==== Data provided ====
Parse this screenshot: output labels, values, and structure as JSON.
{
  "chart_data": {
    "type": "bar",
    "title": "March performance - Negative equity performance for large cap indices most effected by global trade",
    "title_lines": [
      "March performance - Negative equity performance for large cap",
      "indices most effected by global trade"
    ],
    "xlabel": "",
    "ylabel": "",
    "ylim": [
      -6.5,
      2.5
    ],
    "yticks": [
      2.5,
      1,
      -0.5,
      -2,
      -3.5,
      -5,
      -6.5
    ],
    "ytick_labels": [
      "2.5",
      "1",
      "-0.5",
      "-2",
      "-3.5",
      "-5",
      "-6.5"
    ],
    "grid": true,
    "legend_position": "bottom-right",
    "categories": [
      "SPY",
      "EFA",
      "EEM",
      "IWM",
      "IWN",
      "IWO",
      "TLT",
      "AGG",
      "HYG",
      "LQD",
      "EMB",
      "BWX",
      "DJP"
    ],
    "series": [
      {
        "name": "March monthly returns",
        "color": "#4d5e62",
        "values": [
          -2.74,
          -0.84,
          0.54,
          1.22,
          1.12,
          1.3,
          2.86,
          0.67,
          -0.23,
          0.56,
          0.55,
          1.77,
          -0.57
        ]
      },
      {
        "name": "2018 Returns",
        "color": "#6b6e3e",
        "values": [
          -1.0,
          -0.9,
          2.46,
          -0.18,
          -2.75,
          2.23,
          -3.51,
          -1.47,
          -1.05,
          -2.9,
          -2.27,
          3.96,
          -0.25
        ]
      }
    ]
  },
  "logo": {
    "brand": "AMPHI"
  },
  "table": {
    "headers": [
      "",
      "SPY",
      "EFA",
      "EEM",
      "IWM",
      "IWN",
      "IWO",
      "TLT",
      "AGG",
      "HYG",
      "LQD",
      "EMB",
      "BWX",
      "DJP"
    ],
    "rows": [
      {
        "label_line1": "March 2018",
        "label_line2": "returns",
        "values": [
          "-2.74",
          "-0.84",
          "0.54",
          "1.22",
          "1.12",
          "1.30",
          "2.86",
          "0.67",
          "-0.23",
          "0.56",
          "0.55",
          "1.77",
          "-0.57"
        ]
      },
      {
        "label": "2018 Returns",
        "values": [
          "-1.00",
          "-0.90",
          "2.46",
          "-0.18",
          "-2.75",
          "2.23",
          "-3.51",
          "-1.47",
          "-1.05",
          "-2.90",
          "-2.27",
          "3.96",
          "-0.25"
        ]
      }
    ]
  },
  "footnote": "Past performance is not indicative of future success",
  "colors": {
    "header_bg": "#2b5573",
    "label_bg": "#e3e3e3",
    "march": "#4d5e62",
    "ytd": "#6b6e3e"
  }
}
====
==== Data provided ====
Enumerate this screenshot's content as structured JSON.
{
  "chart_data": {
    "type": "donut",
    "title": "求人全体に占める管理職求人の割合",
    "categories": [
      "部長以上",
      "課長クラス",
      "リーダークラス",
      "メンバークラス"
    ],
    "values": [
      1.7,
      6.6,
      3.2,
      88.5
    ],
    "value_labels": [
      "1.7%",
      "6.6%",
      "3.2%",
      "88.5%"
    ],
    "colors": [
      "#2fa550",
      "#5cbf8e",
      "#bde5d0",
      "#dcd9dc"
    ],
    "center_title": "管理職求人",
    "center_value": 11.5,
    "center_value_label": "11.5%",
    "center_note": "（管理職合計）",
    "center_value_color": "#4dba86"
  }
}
====
What is being asked » Among the lines of the data above, determine how many contain the word "name". Report the number alone.

Solution to this problem » 2